[WHAT IS REQUIRED] Give an exact transcription of every line, dropping the images.

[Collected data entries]
(begin)
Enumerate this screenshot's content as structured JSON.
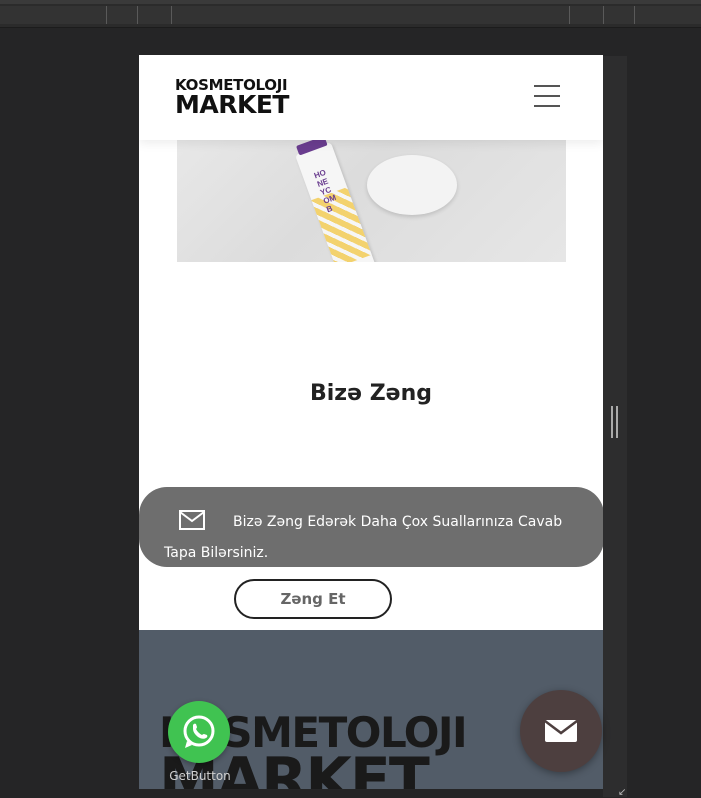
{
  "header": {
    "logo_top": "KOSMETOLOJI",
    "logo_bottom": "MARKET",
    "menu_icon": "hamburger-menu-icon"
  },
  "product_image": {
    "bottle_label": "HONEYCOMB"
  },
  "contact_section": {
    "title": "Bizə Zəng",
    "info_icon": "envelope-icon",
    "info_text": "Bizə Zəng Edərək Daha Çox Suallarınıza Cavab Tapa Bilərsiniz.",
    "call_button_label": "Zəng Et"
  },
  "footer": {
    "logo_top": "KOSMETOLOJI",
    "logo_bottom": "MARKET"
  },
  "floating": {
    "whatsapp_icon": "whatsapp-icon",
    "whatsapp_label": "GetButton",
    "mail_icon": "envelope-icon"
  },
  "colors": {
    "info_pill": "#6e6e6e",
    "footer_bg": "#525c68",
    "whatsapp_green": "#40c351",
    "mail_button": "#4d3f3f"
  }
}
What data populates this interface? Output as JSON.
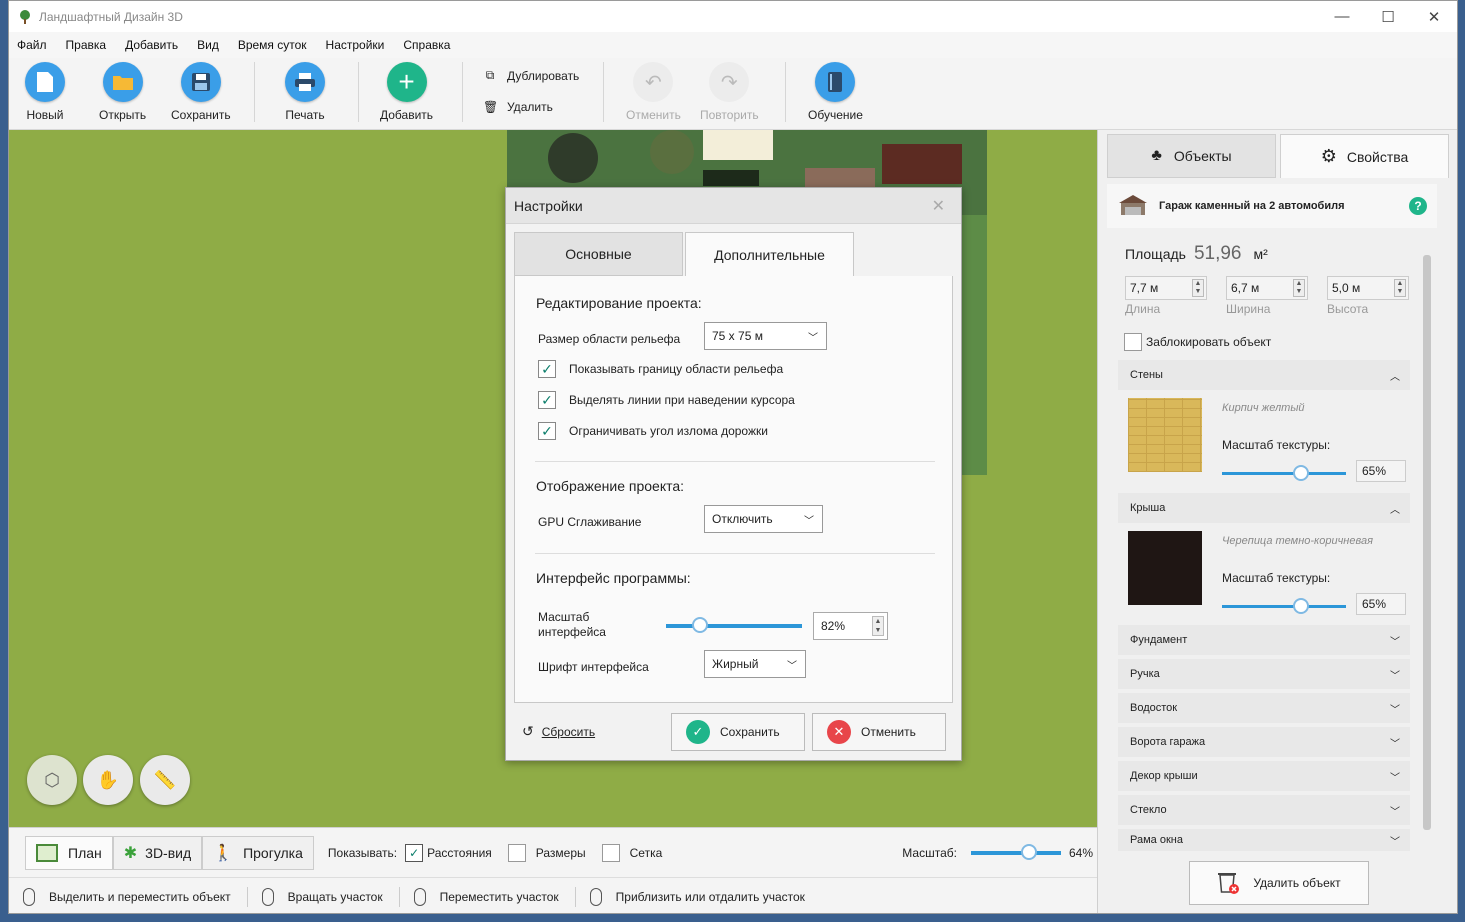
{
  "window": {
    "title": "Ландшафтный Дизайн 3D",
    "controls": {
      "minimize": "—",
      "maximize": "☐",
      "close": "✕"
    }
  },
  "menu": [
    "Файл",
    "Правка",
    "Добавить",
    "Вид",
    "Время суток",
    "Настройки",
    "Справка"
  ],
  "toolbar": {
    "new": "Новый",
    "open": "Открыть",
    "save": "Сохранить",
    "print": "Печать",
    "add": "Добавить",
    "duplicate": "Дублировать",
    "delete": "Удалить",
    "undo": "Отменить",
    "redo": "Повторить",
    "tutorial": "Обучение"
  },
  "right_panel": {
    "tabs": [
      "Объекты",
      "Свойства"
    ],
    "object_name": "Гараж каменный на 2 автомобиля",
    "help": "?",
    "area_label": "Площадь",
    "area_value": "51,96",
    "area_unit": "м²",
    "dims": [
      {
        "value": "7,7  м",
        "caption": "Длина"
      },
      {
        "value": "6,7  м",
        "caption": "Ширина"
      },
      {
        "value": "5,0  м",
        "caption": "Высота"
      }
    ],
    "lock_label": "Заблокировать объект",
    "walls": {
      "title": "Стены",
      "material": "Кирпич желтый",
      "scale_label": "Масштаб текстуры:",
      "scale": "65%",
      "scale_value": 0.65,
      "color": "#d9b85a"
    },
    "roof": {
      "title": "Крыша",
      "material": "Черепица темно-коричневая",
      "scale_label": "Масштаб текстуры:",
      "scale": "65%",
      "scale_value": 0.65,
      "color": "#1f1614"
    },
    "sections": [
      "Фундамент",
      "Ручка",
      "Водосток",
      "Ворота гаража",
      "Декор крыши",
      "Стекло",
      "Рама окна"
    ],
    "delete_button": "Удалить объект"
  },
  "dialog": {
    "title": "Настройки",
    "tabs": [
      "Основные",
      "Дополнительные"
    ],
    "editing_header": "Редактирование проекта:",
    "relief_label": "Размер области рельефа",
    "relief_value": "75 x 75  м",
    "checks": [
      "Показывать границу области рельефа",
      "Выделять линии при наведении курсора",
      "Ограничивать угол излома дорожки"
    ],
    "display_header": "Отображение проекта:",
    "gpu_label": "GPU Сглаживание",
    "gpu_value": "Отключить",
    "interface_header": "Интерфейс программы:",
    "scale_label_1": "Масштаб",
    "scale_label_2": "интерфейса",
    "scale_value": "82%",
    "scale_fraction": 0.25,
    "font_label": "Шрифт интерфейса",
    "font_value": "Жирный",
    "reset": "Сбросить",
    "save": "Сохранить",
    "cancel": "Отменить"
  },
  "bottom": {
    "views": [
      "План",
      "3D-вид",
      "Прогулка"
    ],
    "show_label": "Показывать:",
    "show_distances": "Расстояния",
    "show_sizes": "Размеры",
    "show_grid": "Сетка",
    "zoom_label": "Масштаб:",
    "zoom_value": "64%",
    "zoom_fraction": 0.64
  },
  "status": [
    "Выделить и переместить объект",
    "Вращать участок",
    "Переместить участок",
    "Приблизить или отдалить участок"
  ]
}
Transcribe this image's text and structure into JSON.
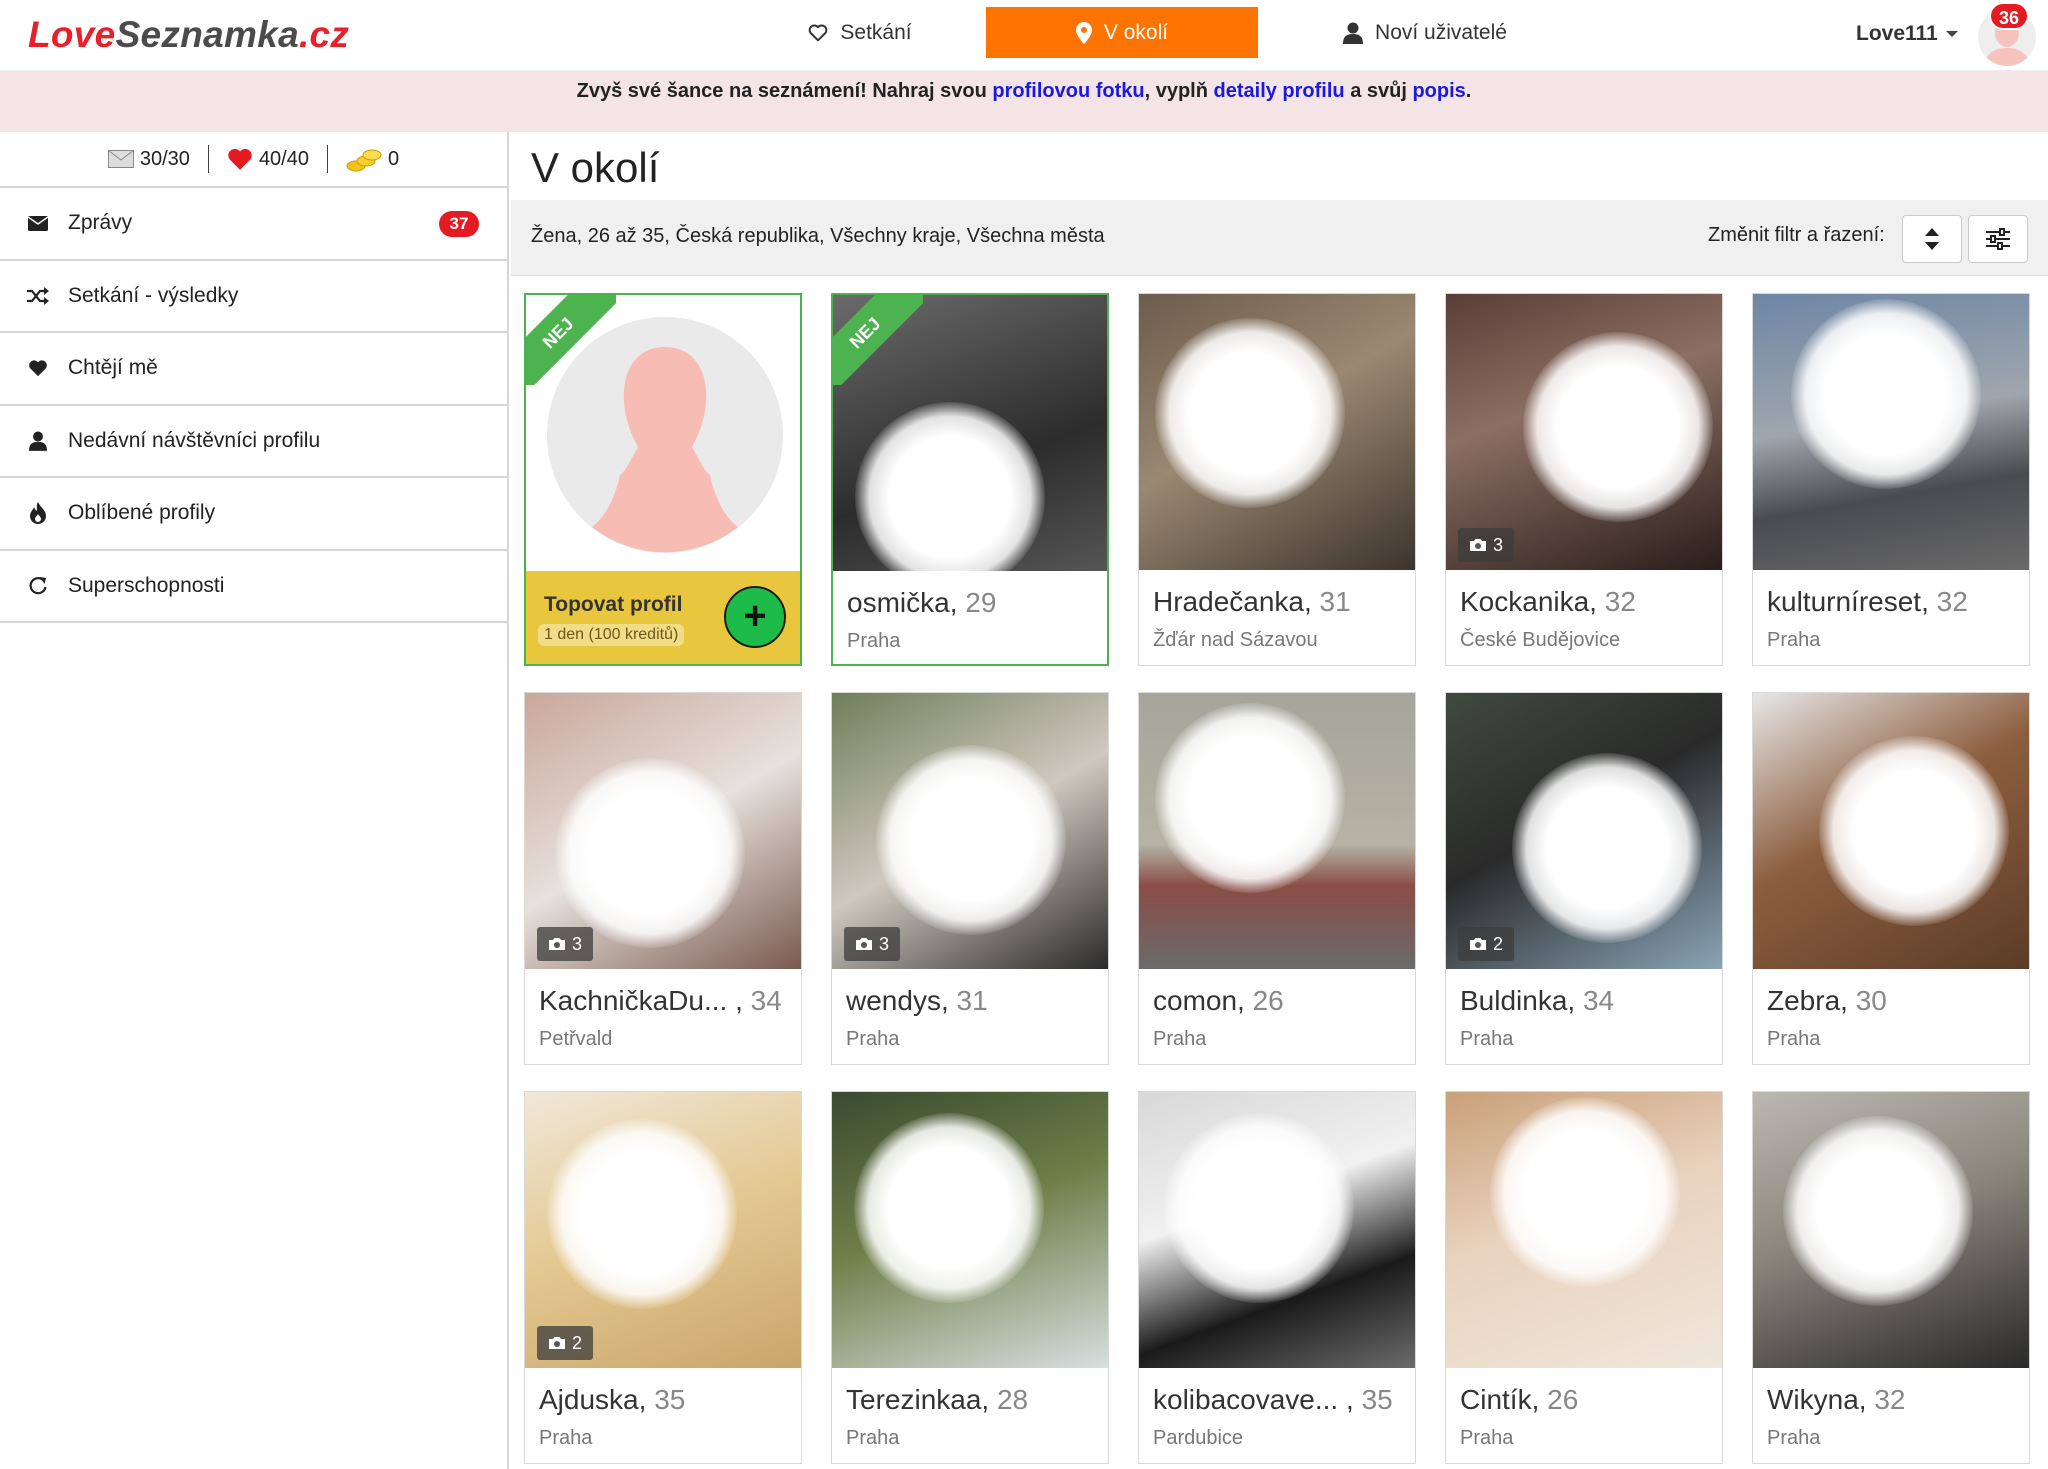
(end)
[SOLUTION TO THE PROBLEM]
Enumerate this screenshot's content as structured JSON.
{
  "header": {
    "logo_top": "KOSMETOLOJI",
    "logo_bottom": "MARKET",
    "menu_icon": "hamburger-menu-icon"
  },
  "product_image": {
    "bottle_label": "HONEYCOMB"
  },
  "contact_section": {
    "title": "Bizə Zəng",
    "info_icon": "envelope-icon",
    "info_text": "Bizə Zəng Edərək Daha Çox Suallarınıza Cavab Tapa Bilərsiniz.",
    "call_button_label": "Zəng Et"
  },
  "footer": {
    "logo_top": "KOSMETOLOJI",
    "logo_bottom": "MARKET"
  },
  "floating": {
    "whatsapp_icon": "whatsapp-icon",
    "whatsapp_label": "GetButton",
    "mail_icon": "envelope-icon"
  },
  "colors": {
    "info_pill": "#6e6e6e",
    "footer_bg": "#525c68",
    "whatsapp_green": "#40c351",
    "mail_button": "#4d3f3f"
  }
}
What data populates this interface? Output as JSON.
{
  "window": {
    "title": "Ландшафтный Дизайн 3D",
    "controls": {
      "minimize": "—",
      "maximize": "☐",
      "close": "✕"
    }
  },
  "menu": [
    "Файл",
    "Правка",
    "Добавить",
    "Вид",
    "Время суток",
    "Настройки",
    "Справка"
  ],
  "toolbar": {
    "new": "Новый",
    "open": "Открыть",
    "save": "Сохранить",
    "print": "Печать",
    "add": "Добавить",
    "duplicate": "Дублировать",
    "delete": "Удалить",
    "undo": "Отменить",
    "redo": "Повторить",
    "tutorial": "Обучение"
  },
  "right_panel": {
    "tabs": [
      "Объекты",
      "Свойства"
    ],
    "object_name": "Гараж каменный на 2 автомобиля",
    "help": "?",
    "area_label": "Площадь",
    "area_value": "51,96",
    "area_unit": "м²",
    "dims": [
      {
        "value": "7,7  м",
        "caption": "Длина"
      },
      {
        "value": "6,7  м",
        "caption": "Ширина"
      },
      {
        "value": "5,0  м",
        "caption": "Высота"
      }
    ],
    "lock_label": "Заблокировать объект",
    "walls": {
      "title": "Стены",
      "material": "Кирпич желтый",
      "scale_label": "Масштаб текстуры:",
      "scale": "65%",
      "scale_value": 0.65,
      "color": "#d9b85a"
    },
    "roof": {
      "title": "Крыша",
      "material": "Черепица темно-коричневая",
      "scale_label": "Масштаб текстуры:",
      "scale": "65%",
      "scale_value": 0.65,
      "color": "#1f1614"
    },
    "sections": [
      "Фундамент",
      "Ручка",
      "Водосток",
      "Ворота гаража",
      "Декор крыши",
      "Стекло",
      "Рама окна"
    ],
    "delete_button": "Удалить объект"
  },
  "dialog": {
    "title": "Настройки",
    "tabs": [
      "Основные",
      "Дополнительные"
    ],
    "editing_header": "Редактирование проекта:",
    "relief_label": "Размер области рельефа",
    "relief_value": "75 x 75  м",
    "checks": [
      "Показывать границу области рельефа",
      "Выделять линии при наведении курсора",
      "Ограничивать угол излома дорожки"
    ],
    "display_header": "Отображение проекта:",
    "gpu_label": "GPU Сглаживание",
    "gpu_value": "Отключить",
    "interface_header": "Интерфейс программы:",
    "scale_label_1": "Масштаб",
    "scale_label_2": "интерфейса",
    "scale_value": "82%",
    "scale_fraction": 0.25,
    "font_label": "Шрифт интерфейса",
    "font_value": "Жирный",
    "reset": "Сбросить",
    "save": "Сохранить",
    "cancel": "Отменить"
  },
  "bottom": {
    "views": [
      "План",
      "3D-вид",
      "Прогулка"
    ],
    "show_label": "Показывать:",
    "show_distances": "Расстояния",
    "show_sizes": "Размеры",
    "show_grid": "Сетка",
    "zoom_label": "Масштаб:",
    "zoom_value": "64%",
    "zoom_fraction": 0.64
  },
  "status": [
    "Выделить и переместить объект",
    "Вращать участок",
    "Переместить участок",
    "Приблизить или отдалить участок"
  ]
}
Transcribe this image's text and structure into JSON.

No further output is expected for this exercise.